▸ **Exercise prompt**
Copy each line of the listing below exactly.
** BEGIN Task material **
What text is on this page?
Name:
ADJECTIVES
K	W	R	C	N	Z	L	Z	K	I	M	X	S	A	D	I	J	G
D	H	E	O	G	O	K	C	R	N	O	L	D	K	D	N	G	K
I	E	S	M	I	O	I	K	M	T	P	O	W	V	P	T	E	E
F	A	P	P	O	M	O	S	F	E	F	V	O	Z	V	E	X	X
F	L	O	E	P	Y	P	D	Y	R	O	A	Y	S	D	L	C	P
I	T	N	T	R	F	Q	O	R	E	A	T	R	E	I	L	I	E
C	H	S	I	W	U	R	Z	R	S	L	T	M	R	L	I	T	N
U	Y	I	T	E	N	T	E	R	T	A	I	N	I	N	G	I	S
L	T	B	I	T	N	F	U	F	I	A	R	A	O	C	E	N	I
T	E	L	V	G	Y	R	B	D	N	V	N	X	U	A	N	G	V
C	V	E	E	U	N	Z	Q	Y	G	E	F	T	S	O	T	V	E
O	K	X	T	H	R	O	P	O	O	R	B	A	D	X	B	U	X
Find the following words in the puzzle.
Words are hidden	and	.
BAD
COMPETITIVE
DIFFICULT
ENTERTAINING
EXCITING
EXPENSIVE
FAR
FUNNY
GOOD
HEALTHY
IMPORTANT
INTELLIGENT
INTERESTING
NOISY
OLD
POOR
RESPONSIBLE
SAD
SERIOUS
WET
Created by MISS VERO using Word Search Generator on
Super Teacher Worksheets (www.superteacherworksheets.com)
** END Task material **
▸ **Result for this exercise**
What text is on this page?
Name:
ADJECTIVES
K	W	R	C	N	Z	L	Z	K	I	M	X	S	A	D	I	J	G
D	H	E	O	G	O	K	C	R	N	O	L	D	K	D	N	G	K
I	E	S	M	I	O	I	K	M	T	P	O	W	V	P	T	E	E
F	A	P	P	O	M	O	S	F	E	F	V	O	Z	V	E	X	X
F	L	O	E	P	Y	P	D	Y	R	O	A	Y	S	D	L	C	P
I	T	N	T	R	F	Q	O	R	E	A	T	R	E	I	L	I	E
C	H	S	I	W	U	R	Z	R	S	L	T	M	R	L	I	T	N
U	Y	I	T	E	N	T	E	R	T	A	I	N	I	N	G	I	S
L	T	B	I	T	N	F	U	F	I	A	R	A	O	C	E	N	I
T	E	L	V	G	Y	R	B	D	N	V	N	X	U	A	N	G	V
C	V	E	E	U	N	Z	Q	Y	G	E	F	T	S	O	T	V	E
O	K	X	T	H	R	O	P	O	O	R	B	A	D	X	B	U	X
Find the following words in the puzzle.
Words are hidden	and	.
BAD
COMPETITIVE
DIFFICULT
ENTERTAINING
EXCITING
EXPENSIVE
FAR
FUNNY
GOOD
HEALTHY
IMPORTANT
INTELLIGENT
INTERESTING
NOISY
OLD
POOR
RESPONSIBLE
SAD
SERIOUS
WET
Created by MISS VERO using Word Search Generator on
Super Teacher Worksheets (www.superteacherworksheets.com)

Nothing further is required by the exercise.